*Aim of the task:*
Print out each entry below exactly, please.

*Input material:*

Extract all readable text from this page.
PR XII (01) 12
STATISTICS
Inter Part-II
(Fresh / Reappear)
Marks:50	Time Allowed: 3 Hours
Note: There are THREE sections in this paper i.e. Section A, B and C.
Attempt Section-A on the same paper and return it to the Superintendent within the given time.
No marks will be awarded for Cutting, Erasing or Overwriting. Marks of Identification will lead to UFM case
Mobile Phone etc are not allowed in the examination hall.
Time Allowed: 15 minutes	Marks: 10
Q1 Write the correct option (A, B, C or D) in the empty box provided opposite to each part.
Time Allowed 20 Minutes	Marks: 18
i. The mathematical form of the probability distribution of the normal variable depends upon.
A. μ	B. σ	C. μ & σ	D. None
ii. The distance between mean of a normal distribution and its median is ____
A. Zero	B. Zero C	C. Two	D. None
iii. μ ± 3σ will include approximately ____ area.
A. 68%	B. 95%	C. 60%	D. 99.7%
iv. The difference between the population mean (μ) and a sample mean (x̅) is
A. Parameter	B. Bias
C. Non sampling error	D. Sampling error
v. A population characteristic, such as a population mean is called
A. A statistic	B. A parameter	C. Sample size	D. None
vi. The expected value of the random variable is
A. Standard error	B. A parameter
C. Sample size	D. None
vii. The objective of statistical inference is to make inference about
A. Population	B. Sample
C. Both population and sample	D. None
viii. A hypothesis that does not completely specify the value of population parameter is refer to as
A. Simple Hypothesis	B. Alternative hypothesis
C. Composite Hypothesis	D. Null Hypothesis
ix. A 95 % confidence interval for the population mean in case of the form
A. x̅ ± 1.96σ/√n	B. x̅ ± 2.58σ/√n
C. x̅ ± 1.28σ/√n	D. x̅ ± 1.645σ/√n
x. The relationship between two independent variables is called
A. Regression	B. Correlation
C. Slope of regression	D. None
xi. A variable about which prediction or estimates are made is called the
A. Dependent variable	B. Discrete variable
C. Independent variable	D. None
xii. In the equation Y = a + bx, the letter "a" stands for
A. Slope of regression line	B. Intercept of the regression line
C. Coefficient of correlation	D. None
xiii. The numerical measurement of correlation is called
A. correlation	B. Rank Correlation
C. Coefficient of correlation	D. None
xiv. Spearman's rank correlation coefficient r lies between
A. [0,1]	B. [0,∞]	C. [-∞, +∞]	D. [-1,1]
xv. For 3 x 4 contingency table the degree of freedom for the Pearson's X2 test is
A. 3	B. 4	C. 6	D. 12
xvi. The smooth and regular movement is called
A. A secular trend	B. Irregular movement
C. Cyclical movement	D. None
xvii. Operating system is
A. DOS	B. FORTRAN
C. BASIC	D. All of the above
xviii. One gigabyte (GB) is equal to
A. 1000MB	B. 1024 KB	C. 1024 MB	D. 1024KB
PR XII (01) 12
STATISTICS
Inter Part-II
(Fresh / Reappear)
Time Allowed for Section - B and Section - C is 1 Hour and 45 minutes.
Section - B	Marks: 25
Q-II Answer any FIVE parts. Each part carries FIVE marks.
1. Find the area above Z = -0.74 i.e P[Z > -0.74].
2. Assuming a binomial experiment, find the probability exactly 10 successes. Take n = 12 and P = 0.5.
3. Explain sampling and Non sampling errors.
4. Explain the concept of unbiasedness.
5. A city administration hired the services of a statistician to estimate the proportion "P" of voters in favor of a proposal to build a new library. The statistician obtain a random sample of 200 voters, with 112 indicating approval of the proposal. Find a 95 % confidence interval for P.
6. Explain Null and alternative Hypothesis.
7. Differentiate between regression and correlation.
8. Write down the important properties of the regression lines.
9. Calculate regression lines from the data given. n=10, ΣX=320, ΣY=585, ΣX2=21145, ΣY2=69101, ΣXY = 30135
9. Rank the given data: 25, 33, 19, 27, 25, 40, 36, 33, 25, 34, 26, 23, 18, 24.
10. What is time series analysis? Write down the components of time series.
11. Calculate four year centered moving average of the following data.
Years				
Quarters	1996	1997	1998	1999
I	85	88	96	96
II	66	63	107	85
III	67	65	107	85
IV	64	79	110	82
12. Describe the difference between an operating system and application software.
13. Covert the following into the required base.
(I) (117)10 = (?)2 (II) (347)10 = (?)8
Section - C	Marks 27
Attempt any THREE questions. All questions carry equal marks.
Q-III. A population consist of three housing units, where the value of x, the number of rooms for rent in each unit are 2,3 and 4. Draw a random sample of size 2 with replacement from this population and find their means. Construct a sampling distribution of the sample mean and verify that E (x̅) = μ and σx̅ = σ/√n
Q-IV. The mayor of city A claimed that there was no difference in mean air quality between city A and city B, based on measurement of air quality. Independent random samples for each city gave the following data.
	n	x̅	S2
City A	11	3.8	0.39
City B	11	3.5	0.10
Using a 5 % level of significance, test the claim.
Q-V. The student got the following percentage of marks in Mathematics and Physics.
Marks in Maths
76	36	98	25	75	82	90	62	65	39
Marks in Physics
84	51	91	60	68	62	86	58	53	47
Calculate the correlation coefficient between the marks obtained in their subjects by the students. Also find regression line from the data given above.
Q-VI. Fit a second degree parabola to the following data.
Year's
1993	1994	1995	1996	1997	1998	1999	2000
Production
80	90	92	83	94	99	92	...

*Output for this task:*
Extract all readable text from this page.
PR XII (01) 12
STATISTICS
Inter Part-II
(Fresh / Reappear)
Marks:50	Time Allowed: 3 Hours
Note: There are THREE sections in this paper i.e. Section A, B and C.
Attempt Section-A on the same paper and return it to the Superintendent within the given time.
No marks will be awarded for Cutting, Erasing or Overwriting. Marks of Identification will lead to UFM case
Mobile Phone etc are not allowed in the examination hall.
Time Allowed: 15 minutes	Marks: 10
Q1 Write the correct option (A, B, C or D) in the empty box provided opposite to each part.
Time Allowed 20 Minutes	Marks: 18
i. The mathematical form of the probability distribution of the normal variable depends upon.
A. μ	B. σ	C. μ & σ	D. None
ii. The distance between mean of a normal distribution and its median is ____
A. Zero	B. Zero C	C. Two	D. None
iii. μ ± 3σ will include approximately ____ area.
A. 68%	B. 95%	C. 60%	D. 99.7%
iv. The difference between the population mean (μ) and a sample mean (x̅) is
A. Parameter	B. Bias
C. Non sampling error	D. Sampling error
v. A population characteristic, such as a population mean is called
A. A statistic	B. A parameter	C. Sample size	D. None
vi. The expected value of the random variable is
A. Standard error	B. A parameter
C. Sample size	D. None
vii. The objective of statistical inference is to make inference about
A. Population	B. Sample
C. Both population and sample	D. None
viii. A hypothesis that does not completely specify the value of population parameter is refer to as
A. Simple Hypothesis	B. Alternative hypothesis
C. Composite Hypothesis	D. Null Hypothesis
ix. A 95 % confidence interval for the population mean in case of the form
A. x̅ ± 1.96σ/√n	B. x̅ ± 2.58σ/√n
C. x̅ ± 1.28σ/√n	D. x̅ ± 1.645σ/√n
x. The relationship between two independent variables is called
A. Regression	B. Correlation
C. Slope of regression	D. None
xi. A variable about which prediction or estimates are made is called the
A. Dependent variable	B. Discrete variable
C. Independent variable	D. None
xii. In the equation Y = a + bx, the letter "a" stands for
A. Slope of regression line	B. Intercept of the regression line
C. Coefficient of correlation	D. None
xiii. The numerical measurement of correlation is called
A. correlation	B. Rank Correlation
C. Coefficient of correlation	D. None
xiv. Spearman's rank correlation coefficient r lies between
A. [0,1]	B. [0,∞]	C. [-∞, +∞]	D. [-1,1]
xv. For 3 x 4 contingency table the degree of freedom for the Pearson's X2 test is
A. 3	B. 4	C. 6	D. 12
xvi. The smooth and regular movement is called
A. A secular trend	B. Irregular movement
C. Cyclical movement	D. None
xvii. Operating system is
A. DOS	B. FORTRAN
C. BASIC	D. All of the above
xviii. One gigabyte (GB) is equal to
A. 1000MB	B. 1024 KB	C. 1024 MB	D. 1024KB
PR XII (01) 12
STATISTICS
Inter Part-II
(Fresh / Reappear)
Time Allowed for Section - B and Section - C is 1 Hour and 45 minutes.
Section - B	Marks: 25
Q-II Answer any FIVE parts. Each part carries FIVE marks.
1. Find the area above Z = -0.74 i.e P[Z > -0.74].
2. Assuming a binomial experiment, find the probability exactly 10 successes. Take n = 12 and P = 0.5.
3. Explain sampling and Non sampling errors.
4. Explain the concept of unbiasedness.
5. A city administration hired the services of a statistician to estimate the proportion "P" of voters in favor of a proposal to build a new library. The statistician obtain a random sample of 200 voters, with 112 indicating approval of the proposal. Find a 95 % confidence interval for P.
6. Explain Null and alternative Hypothesis.
7. Differentiate between regression and correlation.
8. Write down the important properties of the regression lines.
9. Calculate regression lines from the data given. n=10, ΣX=320, ΣY=585, ΣX2=21145, ΣY2=69101, ΣXY = 30135
9. Rank the given data: 25, 33, 19, 27, 25, 40, 36, 33, 25, 34, 26, 23, 18, 24.
10. What is time series analysis? Write down the components of time series.
11. Calculate four year centered moving average of the following data.
Years				
Quarters	1996	1997	1998	1999
I	85	88	96	96
II	66	63	107	85
III	67	65	107	85
IV	64	79	110	82
12. Describe the difference between an operating system and application software.
13. Covert the following into the required base.
(I) (117)10 = (?)2 (II) (347)10 = (?)8
Section - C	Marks 27
Attempt any THREE questions. All questions carry equal marks.
Q-III. A population consist of three housing units, where the value of x, the number of rooms for rent in each unit are 2,3 and 4. Draw a random sample of size 2 with replacement from this population and find their means. Construct a sampling distribution of the sample mean and verify that E (x̅) = μ and σx̅ = σ/√n
Q-IV. The mayor of city A claimed that there was no difference in mean air quality between city A and city B, based on measurement of air quality. Independent random samples for each city gave the following data.
	n	x̅	S2
City A	11	3.8	0.39
City B	11	3.5	0.10
Using a 5 % level of significance, test the claim.
Q-V. The student got the following percentage of marks in Mathematics and Physics.
Marks in Maths
76	36	98	25	75	82	90	62	65	39
Marks in Physics
84	51	91	60	68	62	86	58	53	47
Calculate the correlation coefficient between the marks obtained in their subjects by the students. Also find regression line from the data given above.
Q-VI. Fit a second degree parabola to the following data.
Year's
1993	1994	1995	1996	1997	1998	1999	2000
Production
80	90	92	83	94	99	92	...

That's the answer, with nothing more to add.